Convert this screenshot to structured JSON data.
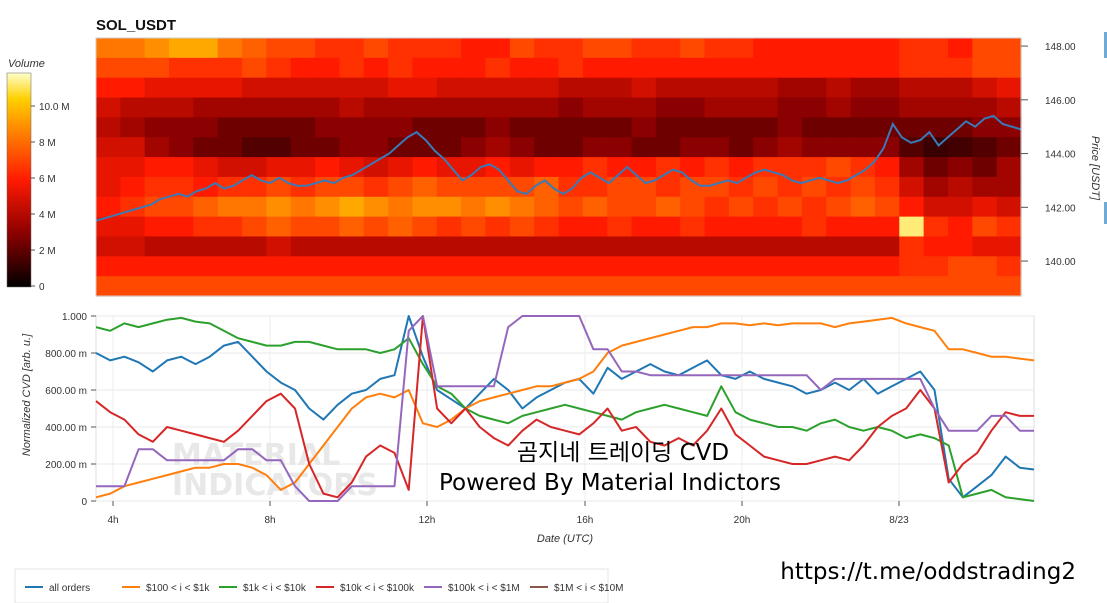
{
  "chart_data": [
    {
      "type": "heatmap",
      "title": "SOL_USDT",
      "colorbar_title": "Volume",
      "colorbar_ticks": [
        "0",
        "2 M",
        "4 M",
        "6 M",
        "8 M",
        "10.0 M"
      ],
      "ylabel": "Price [USDT]",
      "y_ticks": [
        "140.00",
        "142.00",
        "144.00",
        "146.00",
        "148.00"
      ],
      "ylim": [
        138.7,
        148.3
      ],
      "price_series_name": "",
      "price": [
        141.5,
        141.6,
        141.7,
        141.8,
        141.9,
        142.0,
        142.1,
        142.3,
        142.4,
        142.5,
        142.4,
        142.6,
        142.7,
        142.9,
        142.7,
        142.8,
        143.0,
        143.2,
        143.0,
        142.9,
        143.1,
        142.9,
        142.8,
        142.8,
        142.9,
        143.0,
        142.9,
        143.1,
        143.2,
        143.4,
        143.6,
        143.8,
        144.0,
        144.3,
        144.6,
        144.8,
        144.5,
        144.1,
        143.8,
        143.4,
        143.0,
        143.2,
        143.5,
        143.6,
        143.4,
        143.0,
        142.6,
        142.5,
        142.8,
        143.0,
        142.7,
        142.5,
        142.7,
        143.1,
        143.3,
        143.1,
        142.9,
        143.2,
        143.5,
        143.2,
        142.9,
        143.0,
        143.2,
        143.4,
        143.3,
        143.0,
        142.8,
        142.8,
        142.9,
        143.0,
        142.9,
        143.1,
        143.3,
        143.4,
        143.3,
        143.2,
        143.0,
        142.9,
        143.0,
        143.1,
        143.0,
        142.9,
        143.0,
        143.2,
        143.4,
        143.7,
        144.2,
        145.1,
        144.6,
        144.4,
        144.5,
        144.8,
        144.3,
        144.6,
        144.9,
        145.2,
        145.0,
        145.3,
        145.4,
        145.1,
        145.0,
        144.9
      ],
      "heat_rows": [
        [
          0.7,
          0.7,
          0.75,
          0.8,
          0.8,
          0.7,
          0.65,
          0.6,
          0.6,
          0.55,
          0.55,
          0.6,
          0.55,
          0.55,
          0.55,
          0.5,
          0.5,
          0.6,
          0.55,
          0.55,
          0.6,
          0.6,
          0.55,
          0.55,
          0.6,
          0.55,
          0.55,
          0.5,
          0.5,
          0.5,
          0.5,
          0.5,
          0.5,
          0.55,
          0.55,
          0.5,
          0.6,
          0.6
        ],
        [
          0.6,
          0.6,
          0.6,
          0.55,
          0.55,
          0.55,
          0.6,
          0.55,
          0.5,
          0.5,
          0.55,
          0.5,
          0.55,
          0.5,
          0.5,
          0.5,
          0.55,
          0.5,
          0.5,
          0.55,
          0.5,
          0.5,
          0.5,
          0.5,
          0.5,
          0.5,
          0.5,
          0.5,
          0.5,
          0.5,
          0.5,
          0.5,
          0.5,
          0.55,
          0.55,
          0.55,
          0.6,
          0.6
        ],
        [
          0.5,
          0.5,
          0.45,
          0.45,
          0.45,
          0.45,
          0.4,
          0.4,
          0.4,
          0.4,
          0.4,
          0.4,
          0.45,
          0.45,
          0.4,
          0.4,
          0.4,
          0.4,
          0.4,
          0.35,
          0.35,
          0.35,
          0.4,
          0.35,
          0.35,
          0.35,
          0.35,
          0.35,
          0.3,
          0.3,
          0.35,
          0.3,
          0.3,
          0.35,
          0.35,
          0.35,
          0.4,
          0.45
        ],
        [
          0.4,
          0.35,
          0.35,
          0.35,
          0.3,
          0.3,
          0.3,
          0.3,
          0.3,
          0.3,
          0.35,
          0.3,
          0.3,
          0.3,
          0.3,
          0.3,
          0.3,
          0.3,
          0.3,
          0.25,
          0.3,
          0.3,
          0.3,
          0.25,
          0.25,
          0.3,
          0.3,
          0.3,
          0.25,
          0.25,
          0.3,
          0.25,
          0.25,
          0.3,
          0.3,
          0.3,
          0.3,
          0.35
        ],
        [
          0.35,
          0.3,
          0.25,
          0.25,
          0.25,
          0.2,
          0.2,
          0.2,
          0.2,
          0.25,
          0.25,
          0.25,
          0.25,
          0.2,
          0.2,
          0.2,
          0.25,
          0.2,
          0.2,
          0.2,
          0.2,
          0.2,
          0.25,
          0.2,
          0.2,
          0.2,
          0.2,
          0.2,
          0.25,
          0.2,
          0.2,
          0.2,
          0.2,
          0.2,
          0.2,
          0.2,
          0.25,
          0.25
        ],
        [
          0.4,
          0.4,
          0.3,
          0.25,
          0.2,
          0.2,
          0.15,
          0.15,
          0.2,
          0.2,
          0.25,
          0.25,
          0.2,
          0.2,
          0.2,
          0.25,
          0.3,
          0.25,
          0.2,
          0.2,
          0.25,
          0.25,
          0.2,
          0.2,
          0.25,
          0.25,
          0.2,
          0.25,
          0.3,
          0.25,
          0.25,
          0.25,
          0.25,
          0.15,
          0.1,
          0.12,
          0.15,
          0.2
        ],
        [
          0.45,
          0.45,
          0.5,
          0.5,
          0.45,
          0.4,
          0.4,
          0.45,
          0.45,
          0.5,
          0.45,
          0.4,
          0.45,
          0.5,
          0.45,
          0.45,
          0.5,
          0.45,
          0.5,
          0.5,
          0.55,
          0.5,
          0.5,
          0.55,
          0.5,
          0.55,
          0.5,
          0.55,
          0.55,
          0.55,
          0.6,
          0.55,
          0.5,
          0.3,
          0.2,
          0.25,
          0.2,
          0.3
        ],
        [
          0.45,
          0.5,
          0.55,
          0.55,
          0.5,
          0.55,
          0.55,
          0.6,
          0.55,
          0.6,
          0.6,
          0.55,
          0.6,
          0.65,
          0.6,
          0.6,
          0.6,
          0.6,
          0.65,
          0.55,
          0.55,
          0.6,
          0.6,
          0.55,
          0.6,
          0.6,
          0.55,
          0.6,
          0.55,
          0.6,
          0.55,
          0.6,
          0.55,
          0.4,
          0.3,
          0.35,
          0.3,
          0.3
        ],
        [
          0.5,
          0.55,
          0.6,
          0.6,
          0.65,
          0.7,
          0.7,
          0.75,
          0.7,
          0.75,
          0.8,
          0.75,
          0.7,
          0.75,
          0.75,
          0.7,
          0.75,
          0.7,
          0.65,
          0.6,
          0.65,
          0.6,
          0.6,
          0.65,
          0.6,
          0.55,
          0.6,
          0.55,
          0.6,
          0.55,
          0.6,
          0.65,
          0.6,
          0.5,
          0.4,
          0.4,
          0.45,
          0.4
        ],
        [
          0.45,
          0.45,
          0.5,
          0.5,
          0.55,
          0.55,
          0.6,
          0.65,
          0.6,
          0.6,
          0.65,
          0.6,
          0.65,
          0.6,
          0.55,
          0.6,
          0.55,
          0.6,
          0.55,
          0.5,
          0.5,
          0.55,
          0.5,
          0.5,
          0.55,
          0.5,
          0.5,
          0.5,
          0.5,
          0.55,
          0.5,
          0.5,
          0.5,
          0.95,
          0.55,
          0.5,
          0.6,
          0.55
        ],
        [
          0.4,
          0.4,
          0.35,
          0.35,
          0.35,
          0.35,
          0.35,
          0.4,
          0.35,
          0.35,
          0.35,
          0.35,
          0.35,
          0.35,
          0.35,
          0.35,
          0.35,
          0.35,
          0.35,
          0.35,
          0.35,
          0.35,
          0.35,
          0.35,
          0.35,
          0.35,
          0.35,
          0.35,
          0.35,
          0.35,
          0.35,
          0.35,
          0.35,
          0.55,
          0.5,
          0.5,
          0.45,
          0.45
        ],
        [
          0.5,
          0.5,
          0.5,
          0.5,
          0.5,
          0.5,
          0.5,
          0.5,
          0.5,
          0.5,
          0.5,
          0.5,
          0.5,
          0.5,
          0.5,
          0.5,
          0.5,
          0.5,
          0.5,
          0.5,
          0.5,
          0.5,
          0.5,
          0.5,
          0.5,
          0.5,
          0.5,
          0.5,
          0.5,
          0.5,
          0.5,
          0.5,
          0.5,
          0.55,
          0.55,
          0.6,
          0.6,
          0.55
        ],
        [
          0.6,
          0.6,
          0.6,
          0.6,
          0.6,
          0.6,
          0.6,
          0.6,
          0.6,
          0.6,
          0.6,
          0.6,
          0.6,
          0.6,
          0.6,
          0.6,
          0.6,
          0.6,
          0.6,
          0.6,
          0.6,
          0.6,
          0.6,
          0.6,
          0.6,
          0.6,
          0.6,
          0.6,
          0.6,
          0.6,
          0.6,
          0.6,
          0.6,
          0.6,
          0.6,
          0.6,
          0.6,
          0.6
        ]
      ]
    },
    {
      "type": "line",
      "ylabel": "Normalized CVD [arb. u.]",
      "xlabel": "Date (UTC)",
      "ylim": [
        0,
        1
      ],
      "x_ticks": [
        "4h",
        "8h",
        "12h",
        "16h",
        "20h",
        "8/23"
      ],
      "y_ticks": [
        "0",
        "200.00 m",
        "400.00 m",
        "600.00 m",
        "800.00 m",
        "1.000"
      ],
      "series": [
        {
          "name": "all orders",
          "color": "#1f77b4",
          "values": [
            0.8,
            0.76,
            0.78,
            0.75,
            0.7,
            0.76,
            0.78,
            0.74,
            0.78,
            0.84,
            0.86,
            0.78,
            0.7,
            0.64,
            0.6,
            0.5,
            0.44,
            0.52,
            0.58,
            0.6,
            0.66,
            0.68,
            1.0,
            0.78,
            0.6,
            0.55,
            0.5,
            0.58,
            0.66,
            0.6,
            0.5,
            0.56,
            0.6,
            0.64,
            0.66,
            0.58,
            0.72,
            0.66,
            0.7,
            0.74,
            0.7,
            0.68,
            0.72,
            0.76,
            0.68,
            0.66,
            0.7,
            0.66,
            0.64,
            0.62,
            0.58,
            0.6,
            0.64,
            0.6,
            0.66,
            0.58,
            0.62,
            0.66,
            0.7,
            0.6,
            0.12,
            0.02,
            0.08,
            0.14,
            0.24,
            0.18,
            0.17
          ]
        },
        {
          "name": "$100 < i < $1k",
          "color": "#ff7f0e",
          "values": [
            0.02,
            0.04,
            0.08,
            0.1,
            0.12,
            0.14,
            0.16,
            0.18,
            0.18,
            0.2,
            0.2,
            0.18,
            0.14,
            0.06,
            0.1,
            0.2,
            0.3,
            0.4,
            0.5,
            0.56,
            0.58,
            0.56,
            0.6,
            0.42,
            0.4,
            0.44,
            0.5,
            0.54,
            0.56,
            0.58,
            0.6,
            0.62,
            0.62,
            0.64,
            0.66,
            0.7,
            0.8,
            0.84,
            0.86,
            0.88,
            0.9,
            0.92,
            0.94,
            0.94,
            0.96,
            0.96,
            0.95,
            0.96,
            0.95,
            0.96,
            0.96,
            0.96,
            0.94,
            0.96,
            0.97,
            0.98,
            0.99,
            0.96,
            0.94,
            0.92,
            0.82,
            0.82,
            0.8,
            0.78,
            0.78,
            0.77,
            0.76
          ]
        },
        {
          "name": "$1k < i < $10k",
          "color": "#2ca02c",
          "values": [
            0.94,
            0.92,
            0.96,
            0.94,
            0.96,
            0.98,
            0.99,
            0.97,
            0.96,
            0.92,
            0.88,
            0.86,
            0.84,
            0.84,
            0.86,
            0.86,
            0.84,
            0.82,
            0.82,
            0.82,
            0.8,
            0.82,
            0.88,
            0.74,
            0.62,
            0.58,
            0.5,
            0.46,
            0.44,
            0.42,
            0.46,
            0.48,
            0.5,
            0.52,
            0.5,
            0.48,
            0.46,
            0.44,
            0.48,
            0.5,
            0.52,
            0.5,
            0.48,
            0.46,
            0.62,
            0.48,
            0.44,
            0.42,
            0.4,
            0.4,
            0.38,
            0.42,
            0.44,
            0.4,
            0.38,
            0.4,
            0.38,
            0.34,
            0.36,
            0.34,
            0.3,
            0.02,
            0.04,
            0.06,
            0.02,
            0.01,
            0.0
          ]
        },
        {
          "name": "$10k < i < $100k",
          "color": "#d62728",
          "values": [
            0.54,
            0.48,
            0.44,
            0.36,
            0.32,
            0.4,
            0.38,
            0.36,
            0.34,
            0.32,
            0.38,
            0.46,
            0.54,
            0.58,
            0.5,
            0.2,
            0.04,
            0.02,
            0.1,
            0.24,
            0.3,
            0.26,
            0.06,
            1.0,
            0.5,
            0.42,
            0.5,
            0.4,
            0.34,
            0.3,
            0.38,
            0.44,
            0.4,
            0.38,
            0.36,
            0.42,
            0.5,
            0.38,
            0.4,
            0.32,
            0.3,
            0.34,
            0.3,
            0.38,
            0.5,
            0.36,
            0.3,
            0.24,
            0.22,
            0.2,
            0.2,
            0.22,
            0.24,
            0.22,
            0.3,
            0.4,
            0.46,
            0.5,
            0.6,
            0.5,
            0.1,
            0.2,
            0.26,
            0.38,
            0.48,
            0.46,
            0.46
          ]
        },
        {
          "name": "$100k < i < $1M",
          "color": "#9467bd",
          "values": [
            0.08,
            0.08,
            0.08,
            0.28,
            0.28,
            0.22,
            0.22,
            0.22,
            0.22,
            0.22,
            0.28,
            0.28,
            0.22,
            0.22,
            0.08,
            0.0,
            0.0,
            0.0,
            0.08,
            0.08,
            0.08,
            0.08,
            0.92,
            1.0,
            0.62,
            0.62,
            0.62,
            0.62,
            0.62,
            0.94,
            1.0,
            1.0,
            1.0,
            1.0,
            1.0,
            0.82,
            0.82,
            0.7,
            0.7,
            0.68,
            0.68,
            0.68,
            0.68,
            0.68,
            0.68,
            0.68,
            0.68,
            0.68,
            0.68,
            0.68,
            0.68,
            0.6,
            0.66,
            0.66,
            0.66,
            0.66,
            0.66,
            0.66,
            0.66,
            0.5,
            0.38,
            0.38,
            0.38,
            0.46,
            0.46,
            0.38,
            0.38
          ]
        },
        {
          "name": "$1M < i < $10M",
          "color": "#8c564b",
          "values": []
        }
      ]
    }
  ],
  "overlay": {
    "line1": "곰지네 트레이딩 CVD",
    "line2": "Powered By Material Indictors",
    "link": "https://t.me/oddstrading2"
  },
  "watermark": {
    "line1": "MATERIAL",
    "line2": "INDICATORS"
  },
  "colors": {
    "all_orders": "#1f77b4",
    "orange": "#ff7f0e",
    "green": "#2ca02c",
    "red": "#d62728",
    "purple": "#9467bd",
    "brown": "#8c564b"
  }
}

*INSTRUCTIONS TO FOLLOW*
Track down every line holding the string "ylabel" and copy it.

*REPLY*
      "ylabel": "Price [USDT]",
      "ylabel": "Normalized CVD [arb. u.]",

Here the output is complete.